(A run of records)
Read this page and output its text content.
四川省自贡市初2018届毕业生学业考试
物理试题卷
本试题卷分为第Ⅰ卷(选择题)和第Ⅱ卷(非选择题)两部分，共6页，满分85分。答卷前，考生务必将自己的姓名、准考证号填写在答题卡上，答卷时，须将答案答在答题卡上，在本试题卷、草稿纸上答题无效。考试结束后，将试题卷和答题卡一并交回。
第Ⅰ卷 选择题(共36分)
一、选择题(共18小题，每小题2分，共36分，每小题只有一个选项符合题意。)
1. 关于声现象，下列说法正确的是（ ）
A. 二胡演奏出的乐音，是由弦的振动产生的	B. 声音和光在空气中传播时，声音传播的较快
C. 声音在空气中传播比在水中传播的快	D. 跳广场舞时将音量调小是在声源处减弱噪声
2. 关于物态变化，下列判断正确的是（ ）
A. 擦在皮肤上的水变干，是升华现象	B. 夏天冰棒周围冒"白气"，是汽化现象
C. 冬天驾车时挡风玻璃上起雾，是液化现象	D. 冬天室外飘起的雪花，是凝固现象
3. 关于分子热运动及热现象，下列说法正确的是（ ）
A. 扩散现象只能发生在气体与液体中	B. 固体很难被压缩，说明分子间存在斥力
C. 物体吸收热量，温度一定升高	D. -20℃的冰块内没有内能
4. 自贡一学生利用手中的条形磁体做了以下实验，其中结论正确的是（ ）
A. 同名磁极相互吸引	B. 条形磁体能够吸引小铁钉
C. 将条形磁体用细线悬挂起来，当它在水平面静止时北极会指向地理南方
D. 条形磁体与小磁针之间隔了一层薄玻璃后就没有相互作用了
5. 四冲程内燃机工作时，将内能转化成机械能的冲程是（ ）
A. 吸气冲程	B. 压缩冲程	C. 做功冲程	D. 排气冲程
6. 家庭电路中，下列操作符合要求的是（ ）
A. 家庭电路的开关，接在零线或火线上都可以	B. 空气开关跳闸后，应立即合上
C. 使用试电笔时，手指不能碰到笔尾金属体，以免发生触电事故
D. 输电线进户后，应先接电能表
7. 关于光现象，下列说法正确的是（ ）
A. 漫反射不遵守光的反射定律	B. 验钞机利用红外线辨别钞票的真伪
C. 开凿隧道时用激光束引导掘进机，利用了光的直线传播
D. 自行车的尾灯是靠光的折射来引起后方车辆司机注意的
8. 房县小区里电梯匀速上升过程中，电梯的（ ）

- **TASK TO COMPLETE**:
Reproduce the full listing above, character for character.

- **FULL ANSWER**:
Read this page and output its text content.
四川省自贡市初2018届毕业生学业考试
物理试题卷
本试题卷分为第Ⅰ卷(选择题)和第Ⅱ卷(非选择题)两部分，共6页，满分85分。答卷前，考生务必将自己的姓名、准考证号填写在答题卡上，答卷时，须将答案答在答题卡上，在本试题卷、草稿纸上答题无效。考试结束后，将试题卷和答题卡一并交回。
第Ⅰ卷 选择题(共36分)
一、选择题(共18小题，每小题2分，共36分，每小题只有一个选项符合题意。)
1. 关于声现象，下列说法正确的是（ ）
A. 二胡演奏出的乐音，是由弦的振动产生的	B. 声音和光在空气中传播时，声音传播的较快
C. 声音在空气中传播比在水中传播的快	D. 跳广场舞时将音量调小是在声源处减弱噪声
2. 关于物态变化，下列判断正确的是（ ）
A. 擦在皮肤上的水变干，是升华现象	B. 夏天冰棒周围冒"白气"，是汽化现象
C. 冬天驾车时挡风玻璃上起雾，是液化现象	D. 冬天室外飘起的雪花，是凝固现象
3. 关于分子热运动及热现象，下列说法正确的是（ ）
A. 扩散现象只能发生在气体与液体中	B. 固体很难被压缩，说明分子间存在斥力
C. 物体吸收热量，温度一定升高	D. -20℃的冰块内没有内能
4. 自贡一学生利用手中的条形磁体做了以下实验，其中结论正确的是（ ）
A. 同名磁极相互吸引	B. 条形磁体能够吸引小铁钉
C. 将条形磁体用细线悬挂起来，当它在水平面静止时北极会指向地理南方
D. 条形磁体与小磁针之间隔了一层薄玻璃后就没有相互作用了
5. 四冲程内燃机工作时，将内能转化成机械能的冲程是（ ）
A. 吸气冲程	B. 压缩冲程	C. 做功冲程	D. 排气冲程
6. 家庭电路中，下列操作符合要求的是（ ）
A. 家庭电路的开关，接在零线或火线上都可以	B. 空气开关跳闸后，应立即合上
C. 使用试电笔时，手指不能碰到笔尾金属体，以免发生触电事故
D. 输电线进户后，应先接电能表
7. 关于光现象，下列说法正确的是（ ）
A. 漫反射不遵守光的反射定律	B. 验钞机利用红外线辨别钞票的真伪
C. 开凿隧道时用激光束引导掘进机，利用了光的直线传播
D. 自行车的尾灯是靠光的折射来引起后方车辆司机注意的
8. 房县小区里电梯匀速上升过程中，电梯的（ ）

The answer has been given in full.